§ **What is being asked**:
Please give the data below again in full, exactly as it stands.

§ **Records for this exercise**:
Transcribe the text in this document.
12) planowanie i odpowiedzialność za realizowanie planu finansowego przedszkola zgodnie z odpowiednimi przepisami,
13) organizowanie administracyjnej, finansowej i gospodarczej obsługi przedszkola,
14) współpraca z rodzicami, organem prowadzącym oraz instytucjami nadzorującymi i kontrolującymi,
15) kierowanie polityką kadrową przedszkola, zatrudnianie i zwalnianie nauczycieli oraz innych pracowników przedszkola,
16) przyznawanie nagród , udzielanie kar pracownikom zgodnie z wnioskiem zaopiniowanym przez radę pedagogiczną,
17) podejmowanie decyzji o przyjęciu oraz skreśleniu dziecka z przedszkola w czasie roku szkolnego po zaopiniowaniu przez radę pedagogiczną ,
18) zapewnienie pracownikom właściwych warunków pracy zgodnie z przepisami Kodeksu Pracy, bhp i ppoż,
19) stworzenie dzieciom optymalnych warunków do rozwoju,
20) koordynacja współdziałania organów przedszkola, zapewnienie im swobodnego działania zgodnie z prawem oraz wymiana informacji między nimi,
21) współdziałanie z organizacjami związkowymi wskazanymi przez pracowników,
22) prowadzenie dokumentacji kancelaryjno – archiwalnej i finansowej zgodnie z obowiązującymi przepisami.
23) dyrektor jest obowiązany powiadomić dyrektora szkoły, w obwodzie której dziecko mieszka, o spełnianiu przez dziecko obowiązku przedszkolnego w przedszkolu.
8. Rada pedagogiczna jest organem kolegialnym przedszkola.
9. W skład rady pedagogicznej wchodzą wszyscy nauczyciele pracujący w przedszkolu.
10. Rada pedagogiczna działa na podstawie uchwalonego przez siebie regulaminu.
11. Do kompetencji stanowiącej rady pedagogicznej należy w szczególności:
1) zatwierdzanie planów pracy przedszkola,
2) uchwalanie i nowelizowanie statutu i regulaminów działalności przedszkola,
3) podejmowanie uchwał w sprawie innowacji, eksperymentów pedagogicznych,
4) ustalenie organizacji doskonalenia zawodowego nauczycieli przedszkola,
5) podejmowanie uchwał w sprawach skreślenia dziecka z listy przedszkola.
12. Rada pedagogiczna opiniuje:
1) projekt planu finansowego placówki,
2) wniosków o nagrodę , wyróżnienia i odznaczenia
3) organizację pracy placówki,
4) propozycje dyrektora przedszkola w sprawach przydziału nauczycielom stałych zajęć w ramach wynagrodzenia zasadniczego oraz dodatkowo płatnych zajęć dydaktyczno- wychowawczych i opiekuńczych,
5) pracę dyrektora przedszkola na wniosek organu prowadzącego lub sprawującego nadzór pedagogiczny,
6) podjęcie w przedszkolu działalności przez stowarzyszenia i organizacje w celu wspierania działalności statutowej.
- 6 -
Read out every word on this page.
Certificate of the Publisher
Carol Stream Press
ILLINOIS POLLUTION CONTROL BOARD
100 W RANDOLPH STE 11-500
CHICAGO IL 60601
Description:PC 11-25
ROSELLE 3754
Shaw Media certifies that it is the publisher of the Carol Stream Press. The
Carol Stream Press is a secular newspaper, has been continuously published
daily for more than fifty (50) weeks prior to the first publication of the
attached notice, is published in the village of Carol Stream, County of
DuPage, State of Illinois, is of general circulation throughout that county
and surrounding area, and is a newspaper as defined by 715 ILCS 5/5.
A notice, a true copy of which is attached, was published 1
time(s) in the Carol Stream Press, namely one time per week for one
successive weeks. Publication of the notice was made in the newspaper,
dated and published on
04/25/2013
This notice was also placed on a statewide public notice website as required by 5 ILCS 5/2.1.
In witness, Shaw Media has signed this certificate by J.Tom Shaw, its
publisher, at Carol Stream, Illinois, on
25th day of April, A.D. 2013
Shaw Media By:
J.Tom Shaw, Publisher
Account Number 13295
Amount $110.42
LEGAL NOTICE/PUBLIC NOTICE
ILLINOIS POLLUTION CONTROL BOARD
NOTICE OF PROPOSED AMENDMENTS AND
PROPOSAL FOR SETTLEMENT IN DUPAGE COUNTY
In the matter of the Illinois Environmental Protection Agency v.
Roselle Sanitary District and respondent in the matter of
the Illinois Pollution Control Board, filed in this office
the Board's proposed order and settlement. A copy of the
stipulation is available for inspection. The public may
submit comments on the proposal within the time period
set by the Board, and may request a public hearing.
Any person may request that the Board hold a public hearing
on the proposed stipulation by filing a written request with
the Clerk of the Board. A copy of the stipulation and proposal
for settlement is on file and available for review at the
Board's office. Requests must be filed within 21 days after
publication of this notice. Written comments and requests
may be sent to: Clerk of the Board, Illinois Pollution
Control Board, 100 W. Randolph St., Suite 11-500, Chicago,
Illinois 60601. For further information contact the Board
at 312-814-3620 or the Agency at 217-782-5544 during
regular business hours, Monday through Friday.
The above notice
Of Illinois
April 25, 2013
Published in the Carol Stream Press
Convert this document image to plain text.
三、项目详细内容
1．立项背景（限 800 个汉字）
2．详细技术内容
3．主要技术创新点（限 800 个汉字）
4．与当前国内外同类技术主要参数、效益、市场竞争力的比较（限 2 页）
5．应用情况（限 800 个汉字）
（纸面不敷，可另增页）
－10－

§ **Response**:
Transcribe the text in this document.
12) planowanie i odpowiedzialność za realizowanie planu finansowego przedszkola zgodnie z odpowiednimi przepisami,
13) organizowanie administracyjnej, finansowej i gospodarczej obsługi przedszkola,
14) współpraca z rodzicami, organem prowadzącym oraz instytucjami nadzorującymi i kontrolującymi,
15) kierowanie polityką kadrową przedszkola, zatrudnianie i zwalnianie nauczycieli oraz innych pracowników przedszkola,
16) przyznawanie nagród , udzielanie kar pracownikom zgodnie z wnioskiem zaopiniowanym przez radę pedagogiczną,
17) podejmowanie decyzji o przyjęciu oraz skreśleniu dziecka z przedszkola w czasie roku szkolnego po zaopiniowaniu przez radę pedagogiczną ,
18) zapewnienie pracownikom właściwych warunków pracy zgodnie z przepisami Kodeksu Pracy, bhp i ppoż,
19) stworzenie dzieciom optymalnych warunków do rozwoju,
20) koordynacja współdziałania organów przedszkola, zapewnienie im swobodnego działania zgodnie z prawem oraz wymiana informacji między nimi,
21) współdziałanie z organizacjami związkowymi wskazanymi przez pracowników,
22) prowadzenie dokumentacji kancelaryjno – archiwalnej i finansowej zgodnie z obowiązującymi przepisami.
23) dyrektor jest obowiązany powiadomić dyrektora szkoły, w obwodzie której dziecko mieszka, o spełnianiu przez dziecko obowiązku przedszkolnego w przedszkolu.
8. Rada pedagogiczna jest organem kolegialnym przedszkola.
9. W skład rady pedagogicznej wchodzą wszyscy nauczyciele pracujący w przedszkolu.
10. Rada pedagogiczna działa na podstawie uchwalonego przez siebie regulaminu.
11. Do kompetencji stanowiącej rady pedagogicznej należy w szczególności:
1) zatwierdzanie planów pracy przedszkola,
2) uchwalanie i nowelizowanie statutu i regulaminów działalności przedszkola,
3) podejmowanie uchwał w sprawie innowacji, eksperymentów pedagogicznych,
4) ustalenie organizacji doskonalenia zawodowego nauczycieli przedszkola,
5) podejmowanie uchwał w sprawach skreślenia dziecka z listy przedszkola.
12. Rada pedagogiczna opiniuje:
1) projekt planu finansowego placówki,
2) wniosków o nagrodę , wyróżnienia i odznaczenia
3) organizację pracy placówki,
4) propozycje dyrektora przedszkola w sprawach przydziału nauczycielom stałych zajęć w ramach wynagrodzenia zasadniczego oraz dodatkowo płatnych zajęć dydaktyczno- wychowawczych i opiekuńczych,
5) pracę dyrektora przedszkola na wniosek organu prowadzącego lub sprawującego nadzór pedagogiczny,
6) podjęcie w przedszkolu działalności przez stowarzyszenia i organizacje w celu wspierania działalności statutowej.
- 6 -
Read out every word on this page.
Certificate of the Publisher
Carol Stream Press
ILLINOIS POLLUTION CONTROL BOARD
100 W RANDOLPH STE 11-500
CHICAGO IL 60601
Description:PC 11-25
ROSELLE 3754
Shaw Media certifies that it is the publisher of the Carol Stream Press. The
Carol Stream Press is a secular newspaper, has been continuously published
daily for more than fifty (50) weeks prior to the first publication of the
attached notice, is published in the village of Carol Stream, County of
DuPage, State of Illinois, is of general circulation throughout that county
and surrounding area, and is a newspaper as defined by 715 ILCS 5/5.
A notice, a true copy of which is attached, was published 1
time(s) in the Carol Stream Press, namely one time per week for one
successive weeks. Publication of the notice was made in the newspaper,
dated and published on
04/25/2013
This notice was also placed on a statewide public notice website as required by 5 ILCS 5/2.1.
In witness, Shaw Media has signed this certificate by J.Tom Shaw, its
publisher, at Carol Stream, Illinois, on
25th day of April, A.D. 2013
Shaw Media By:
J.Tom Shaw, Publisher
Account Number 13295
Amount $110.42
LEGAL NOTICE/PUBLIC NOTICE
ILLINOIS POLLUTION CONTROL BOARD
NOTICE OF PROPOSED AMENDMENTS AND
PROPOSAL FOR SETTLEMENT IN DUPAGE COUNTY
In the matter of the Illinois Environmental Protection Agency v.
Roselle Sanitary District and respondent in the matter of
the Illinois Pollution Control Board, filed in this office
the Board's proposed order and settlement. A copy of the
stipulation is available for inspection. The public may
submit comments on the proposal within the time period
set by the Board, and may request a public hearing.
Any person may request that the Board hold a public hearing
on the proposed stipulation by filing a written request with
the Clerk of the Board. A copy of the stipulation and proposal
for settlement is on file and available for review at the
Board's office. Requests must be filed within 21 days after
publication of this notice. Written comments and requests
may be sent to: Clerk of the Board, Illinois Pollution
Control Board, 100 W. Randolph St., Suite 11-500, Chicago,
Illinois 60601. For further information contact the Board
at 312-814-3620 or the Agency at 217-782-5544 during
regular business hours, Monday through Friday.
The above notice
Of Illinois
April 25, 2013
Published in the Carol Stream Press
Convert this document image to plain text.
三、项目详细内容
1．立项背景（限 800 个汉字）
2．详细技术内容
3．主要技术创新点（限 800 个汉字）
4．与当前国内外同类技术主要参数、效益、市场竞争力的比较（限 2 页）
5．应用情况（限 800 个汉字）
（纸面不敷，可另增页）
－10－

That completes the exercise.